EXERCISE TASK 1 —
Extract the passage from the message about ZODB and bsddb BTrees, from "- ZODB BTrees do not allow duplicate" up to and including "deprecation / removal?".

QUOTED PASSAGE —
Are the following all correct?

 - The BTrees supported by ZODB have nothing to do with Berkeley DB Btrees
   (apart from the fact that they're both implementations of BTrees).

 - ZODB BTrees do not allow duplicate keys (a la bsddb).

 - ZODB BTrees do not allow you to set up secondary keys (a la bsddb).

And:

 - Is the byValue() ZODB BTree method officially deprecated? Scheduled for
   deprecation / removal?

 - Does byValue() use any kind of secondary index structure, or does it
   walk the whole tree? I guess the latter, seeing as to implement the
   former you'd ideally like something like a BTree allowing duplicate
   keys...


Assuming the first three above are correct, and that I would like both
duplicate keys and secondary keys in an application with ZODB-like
transparent persistent object storage, it looks like I have the following
options:

 1. Use both ZODB and bsddb in the same application, dealing with things
    like locking and transactions across both object types in a somewhat
    manual way.

    This would have the additional major downside of making it harder to
    use ZEO for storage, right? (Yes, I could pickle the entire bsddb
    databases and hand them to ZEO, but that's not really what I had in
    mind.)

DATA PROVIDED —
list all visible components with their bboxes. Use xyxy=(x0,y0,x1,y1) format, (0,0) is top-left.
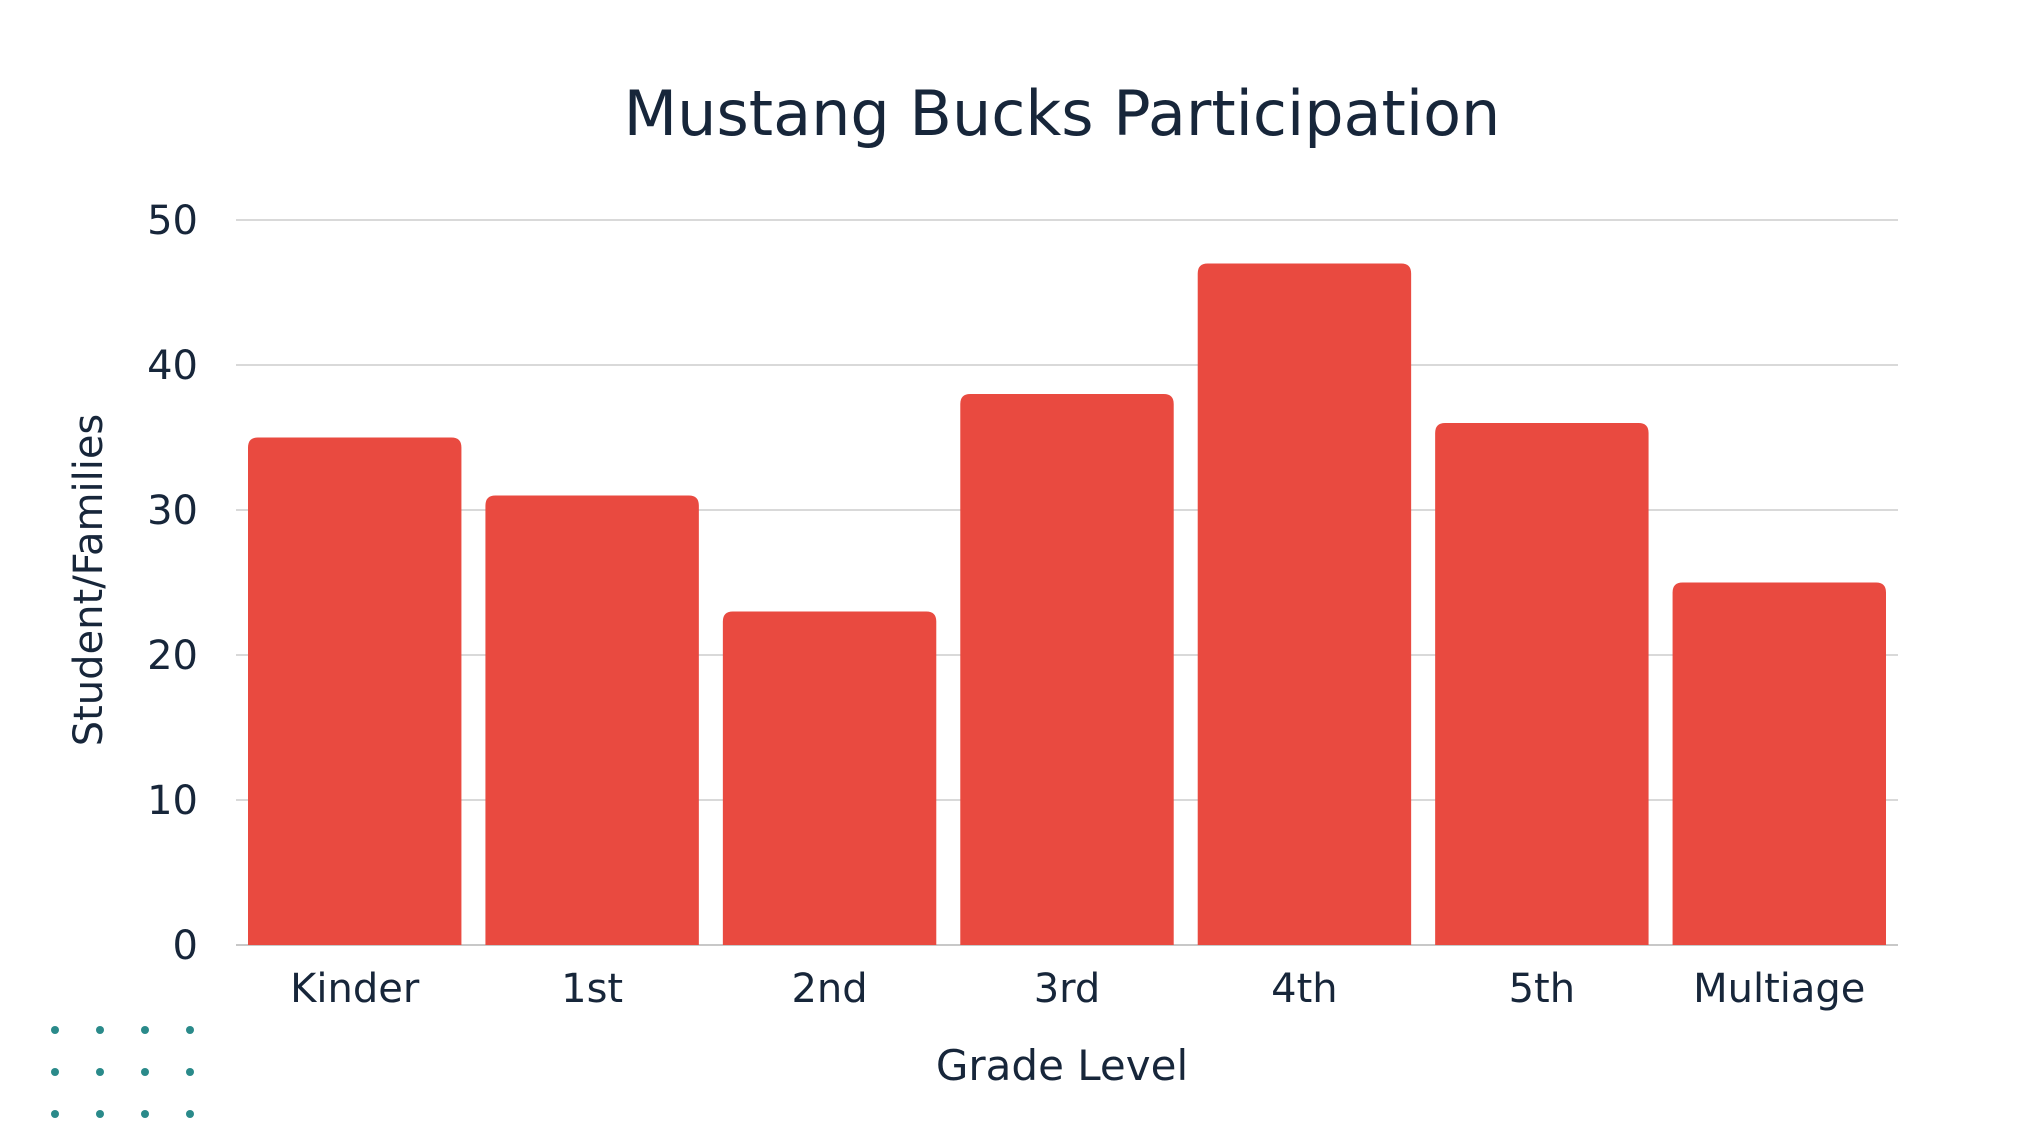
decor-dot xyxy=(141,1068,149,1076)
x-tick-label: Kinder xyxy=(290,966,420,1012)
x-tick-label: 5th xyxy=(1509,966,1575,1012)
bar xyxy=(485,495,699,945)
x-tick-label: 3rd xyxy=(1034,966,1101,1012)
y-tick-label: 40 xyxy=(147,343,198,389)
bar xyxy=(1672,582,1886,945)
bar xyxy=(960,394,1174,945)
x-tick-label: 4th xyxy=(1271,966,1337,1012)
x-tick-label: Multiage xyxy=(1693,966,1865,1012)
y-tick-label: 30 xyxy=(147,488,198,534)
y-tick-label: 0 xyxy=(173,923,198,969)
decor-dot xyxy=(186,1026,194,1034)
x-axis-label: Grade Level xyxy=(936,1041,1188,1090)
bar xyxy=(1435,423,1649,945)
bar xyxy=(1197,263,1412,945)
bar xyxy=(722,611,937,945)
y-tick-label: 20 xyxy=(147,633,198,679)
y-axis-label: Student/Families xyxy=(66,414,112,747)
bar xyxy=(248,437,462,945)
decor-dot xyxy=(96,1110,104,1118)
chart-title: Mustang Bucks Participation xyxy=(624,77,1501,150)
decor-dot xyxy=(51,1026,59,1034)
decor-dot xyxy=(96,1068,104,1076)
decor-dot xyxy=(186,1110,194,1118)
y-axis-tick-labels: 0 10 20 30 40 50 xyxy=(147,198,198,969)
x-tick-label: 2nd xyxy=(791,966,867,1012)
y-tick-label: 50 xyxy=(147,198,198,244)
x-axis-tick-labels: Kinder 1st 2nd 3rd 4th 5th Multiage xyxy=(290,966,1865,1012)
y-tick-label: 10 xyxy=(147,778,198,824)
decor-dot xyxy=(96,1026,104,1034)
bars xyxy=(248,263,1886,945)
decor-dot xyxy=(141,1026,149,1034)
dot-grid-icon xyxy=(51,1026,194,1118)
decor-dot xyxy=(51,1110,59,1118)
decor-dot xyxy=(51,1068,59,1076)
decor-dot xyxy=(186,1068,194,1076)
decor-dot xyxy=(141,1110,149,1118)
x-tick-label: 1st xyxy=(561,966,623,1012)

EXERCISE TASK 2 —
In the entries, copy the lines from the line with "decor-dot xyxy=(141,1068,149,1076)" up to and including the line with "bar xyxy=(960,394,1174,945)".

EXERCISE SOLUTION 1 —
- ZODB BTrees do not allow duplicate keys (a la bsddb).

 - ZODB BTrees do not allow you to set up secondary keys (a la bsddb).

And:

 - Is the byValue() ZODB BTree method officially deprecated? Scheduled for
   deprecation / removal?

EXERCISE SOLUTION 2 —
decor-dot xyxy=(141,1068,149,1076)
x-tick-label: Kinder xyxy=(290,966,420,1012)
x-tick-label: 5th xyxy=(1509,966,1575,1012)
bar xyxy=(485,495,699,945)
x-tick-label: 3rd xyxy=(1034,966,1101,1012)
y-tick-label: 40 xyxy=(147,343,198,389)
bar xyxy=(1672,582,1886,945)
bar xyxy=(960,394,1174,945)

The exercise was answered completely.